---------- Stored rows

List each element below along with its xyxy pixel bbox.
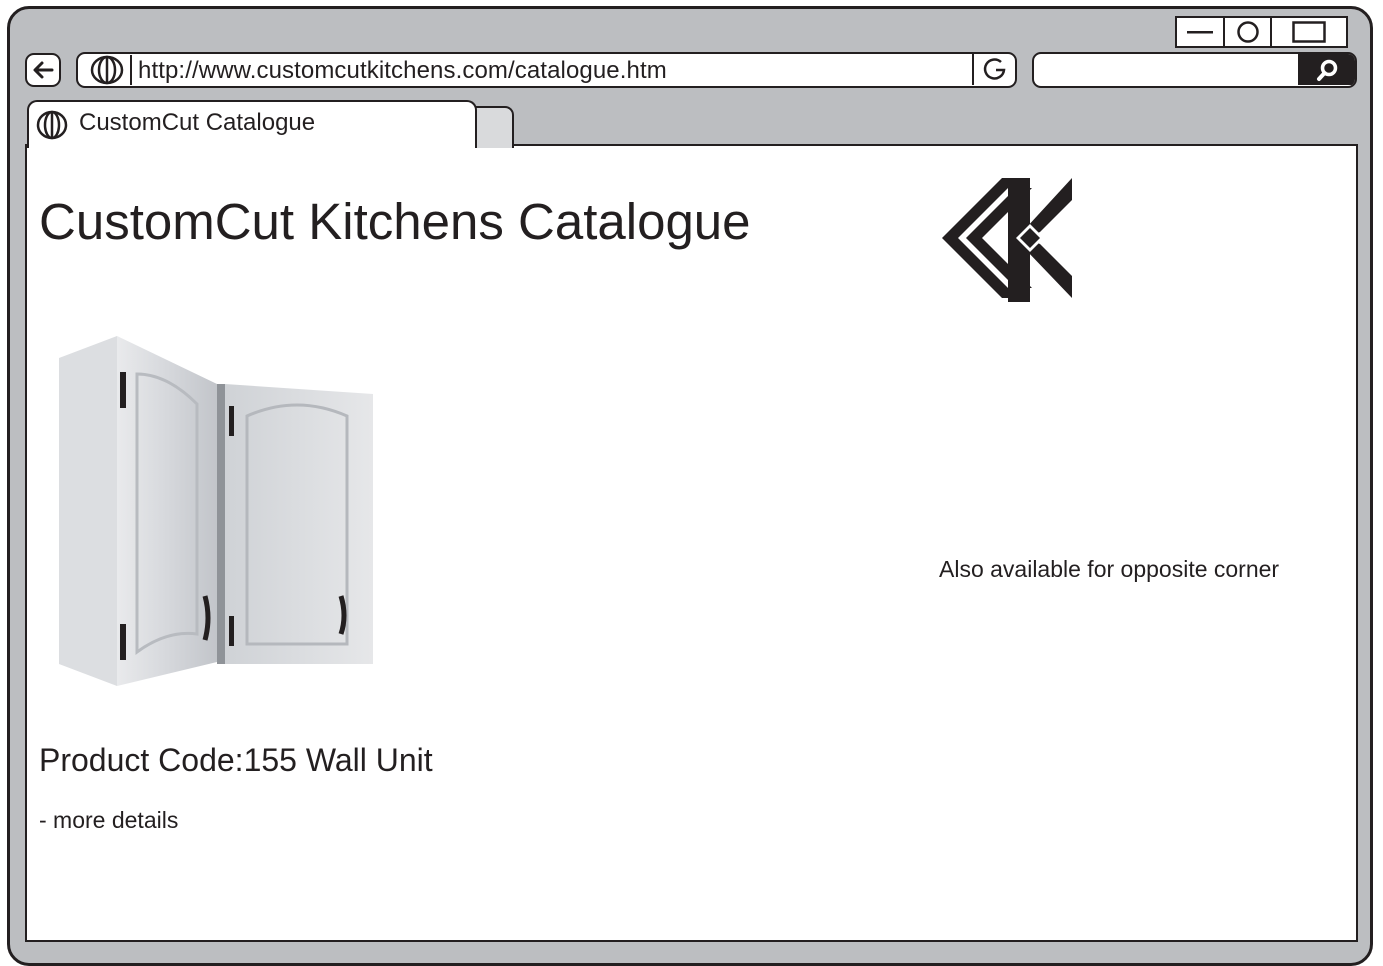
back-button[interactable] <box>25 53 61 87</box>
search-icon <box>1316 59 1337 81</box>
opposite-corner-note: Also available for opposite corner <box>939 556 1280 582</box>
new-tab-button[interactable] <box>474 106 514 148</box>
search-button[interactable] <box>1298 54 1355 85</box>
tab-label: CustomCut Catalogue <box>79 109 316 136</box>
maximize-button[interactable] <box>1270 16 1348 48</box>
minimize-button[interactable] <box>1175 16 1225 48</box>
globe-icon <box>36 110 68 140</box>
tab-customcut-catalogue[interactable]: CustomCut Catalogue <box>27 100 477 148</box>
url-text[interactable]: http://www.customcutkitchens.com/catalog… <box>138 57 667 85</box>
product-code: Product Code:155 Wall Unit <box>39 742 433 778</box>
reload-icon <box>983 57 1005 80</box>
restore-icon <box>1236 21 1259 43</box>
minimize-icon <box>1187 31 1213 34</box>
maximize-icon <box>1292 21 1326 43</box>
restore-button[interactable] <box>1222 16 1273 48</box>
search-box[interactable] <box>1032 52 1357 88</box>
customcut-kitchens-logo <box>942 178 1072 302</box>
globe-icon <box>84 55 132 85</box>
address-bar[interactable]: http://www.customcutkitchens.com/catalog… <box>76 52 1017 88</box>
page-content: CustomCut Kitchens Catalogue Also availa… <box>25 144 1358 942</box>
page-title: CustomCut Kitchens Catalogue <box>39 193 751 250</box>
window-controls <box>1175 16 1348 48</box>
more-details-link[interactable]: - more details <box>39 806 178 834</box>
reload-button[interactable] <box>972 54 1015 85</box>
search-input[interactable] <box>1040 54 1294 86</box>
back-arrow-icon <box>33 61 54 79</box>
product-image <box>59 336 373 686</box>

--------------------

Render every line of the entries above as a numbered list, skipping blank lines and omitting the pictures.

Solution to this task:
1. List each element below along with its xyxy pixel bbox.
2. back-button[interactable] <box>25 53 61 87</box>
3. search-icon <box>1316 59 1337 81</box>
4. opposite-corner-note: Also available for opposite corner <box>939 556 1280 582</box>
5. new-tab-button[interactable] <box>474 106 514 148</box>
6. search-button[interactable] <box>1298 54 1355 85</box>
7. tab-label: CustomCut Catalogue <box>79 109 316 136</box>
8. maximize-button[interactable] <box>1270 16 1348 48</box>
9. minimize-button[interactable] <box>1175 16 1225 48</box>
10. globe-icon <box>36 110 68 140</box>
11. tab-customcut-catalogue[interactable]: CustomCut Catalogue <box>27 100 477 148</box>
12. url-text[interactable]: http://www.customcutkitchens.com/catalog… <box>138 57 667 85</box>
13. product-code: Product Code:155 Wall Unit <box>39 742 433 778</box>
14. reload-icon <box>983 57 1005 80</box>
15. restore-icon <box>1236 21 1259 43</box>
16. minimize-icon <box>1187 31 1213 34</box>
17. maximize-icon <box>1292 21 1326 43</box>
18. restore-button[interactable] <box>1222 16 1273 48</box>
19. search-box[interactable] <box>1032 52 1357 88</box>
20. customcut-kitchens-logo <box>942 178 1072 302</box>
21. globe-icon <box>84 55 132 85</box>
22. address-bar[interactable]: http://www.customcutkitchens.com/catalog… <box>76 52 1017 88</box>
23. page-content: CustomCut Kitchens Catalogue Also availa… <box>25 144 1358 942</box>
24. page-title: CustomCut Kitchens Catalogue <box>39 193 751 250</box>
25. window-controls <box>1175 16 1348 48</box>
26. more-details-link[interactable]: - more details <box>39 806 178 834</box>
27. reload-button[interactable] <box>972 54 1015 85</box>
28. search-input[interactable] <box>1040 54 1294 86</box>
29. back-arrow-icon <box>33 61 54 79</box>
30. product-image <box>59 336 373 686</box>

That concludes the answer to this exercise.